→ **QUOTED PASSAGE**:
____

I’ve been doing some research on the Freedom Movement of Iran and I came across the book Fatima is Fatima by Ali Shariati. I read the first six chapters of it, and it is really very interesting, especially if you are interested in understanding how muslims like Iqbal and Shariati made the move from Marxism to Islam, what they brought with them and what their version Islamic struggle has in common with Marxist revolution (quite a lot, it turns out).
Chapter 4 entitled “What should be done?” is where he explains why he rejects both the traditional conservatism of the ulema and the revolutionism of the Marxists in favour of what he calls reform which is essentially just bringing about radical change while maintaining the outward appearance of existing social customs. Why? Well he justifies his choice by the example of the Prophet’s life in a fascinating passage:
The Prophet preserved the form, the container of a custom which had deep roots in society, one which people had gotten used to from generation to generation and one which was practiced in a natural manner, but he changed the contents, the spirit, the direction and the practical application of customs in a revolutionary, decisive and immediate manner.

____

→ **SOURCE EXCERPT**:
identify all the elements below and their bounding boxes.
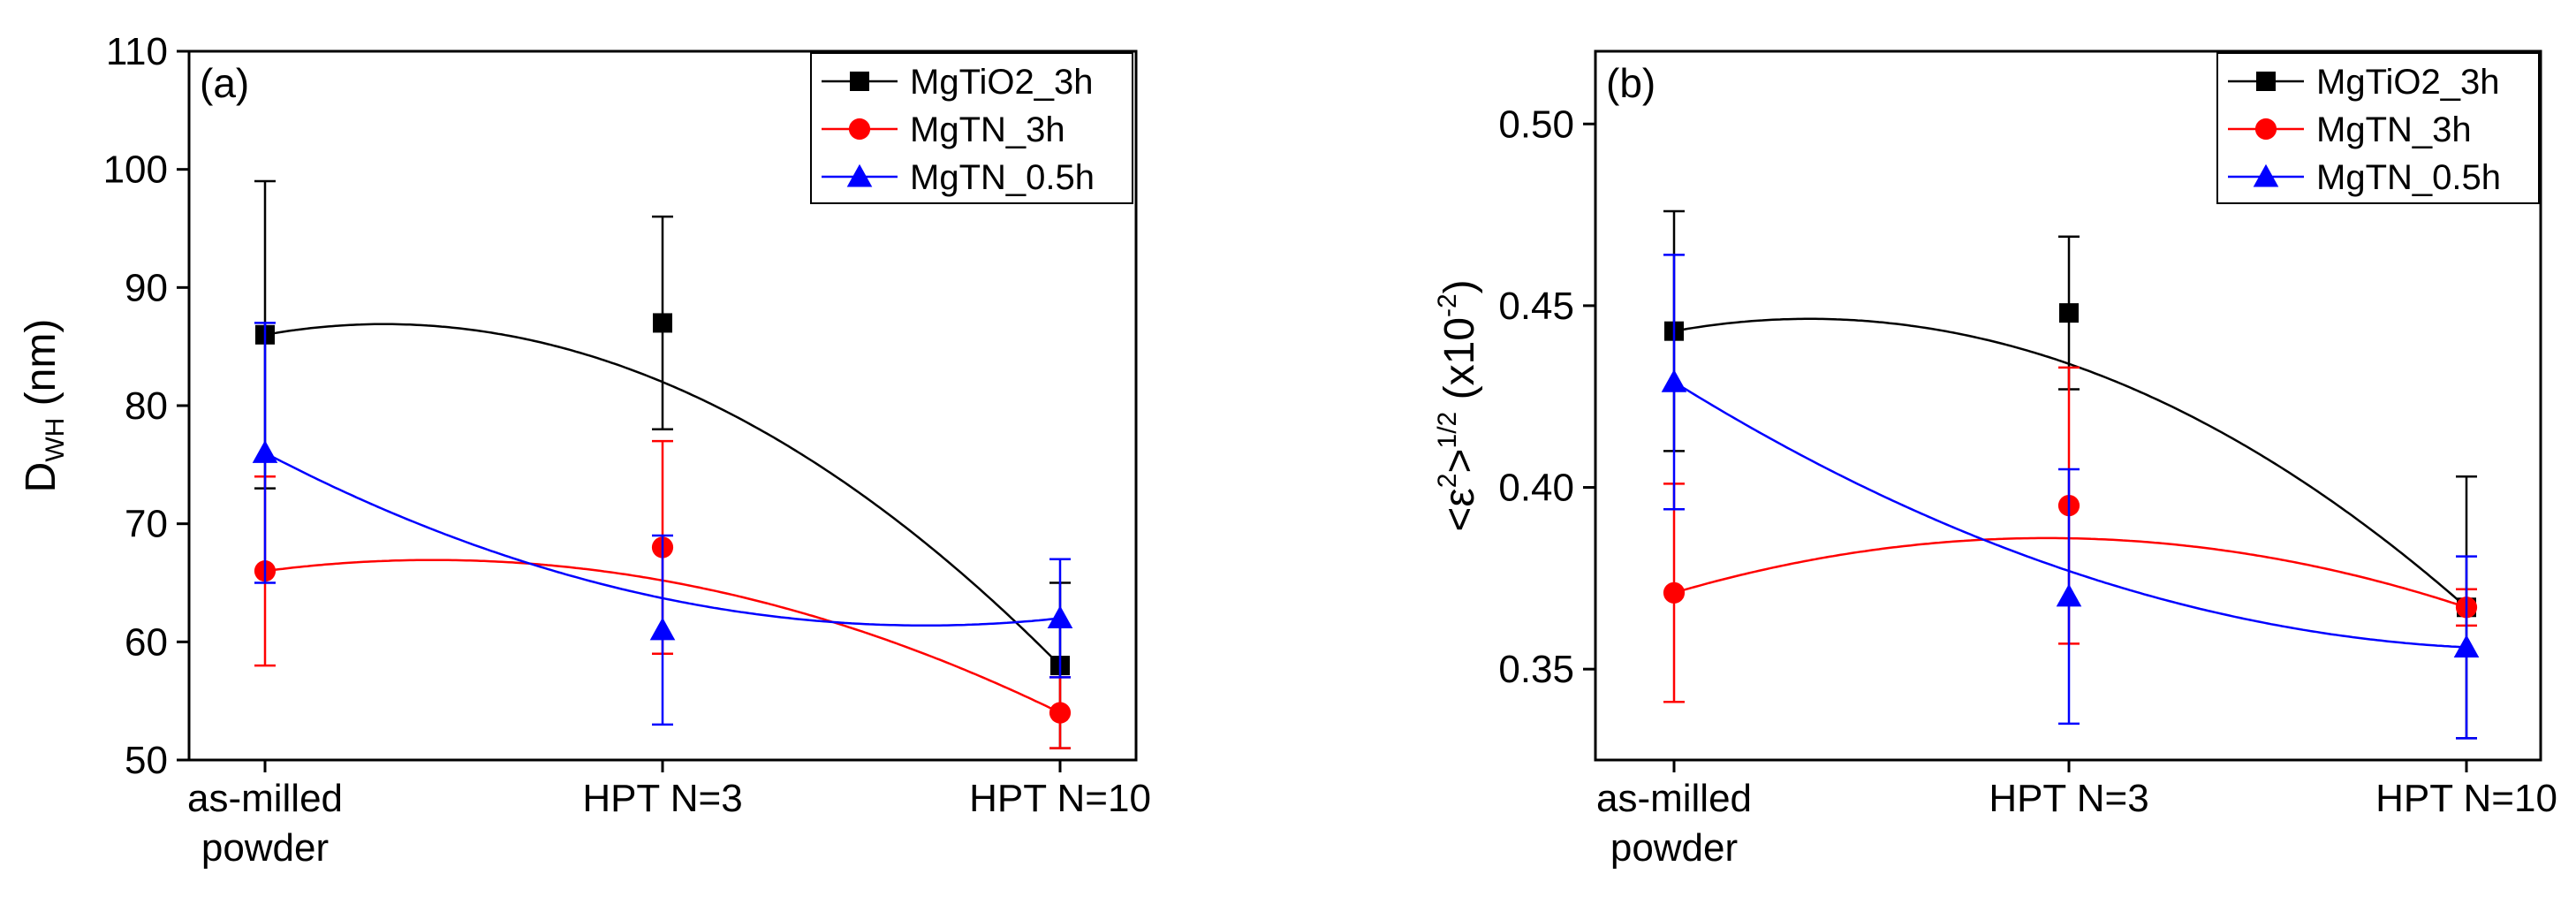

____

→ **SET EXERCISE**:
Reproduce verbatim the entire post above about Ali Shariati's book Fatima is Fatima.

→ **OUTPUT FOR THIS TASK**:
I’ve been doing some research on the Freedom Movement of Iran and I came across the book Fatima is Fatima by Ali Shariati. I read the first six chapters of it, and it is really very interesting, especially if you are interested in understanding how muslims like Iqbal and Shariati made the move from Marxism to Islam, what they brought with them and what their version Islamic struggle has in common with Marxist revolution (quite a lot, it turns out).
Chapter 4 entitled “What should be done?” is where he explains why he rejects both the traditional conservatism of the ulema and the revolutionism of the Marxists in favour of what he calls reform which is essentially just bringing about radical change while maintaining the outward appearance of existing social customs. Why? Well he justifies his choice by the example of the Prophet’s life in a fascinating passage:
The Prophet preserved the form, the container of a custom which had deep roots in society, one which people had gotten used to from generation to generation and one which was practiced in a natural manner, but he changed the contents, the spirit, the direction and the practical application of customs in a revolutionary, decisive and immediate manner.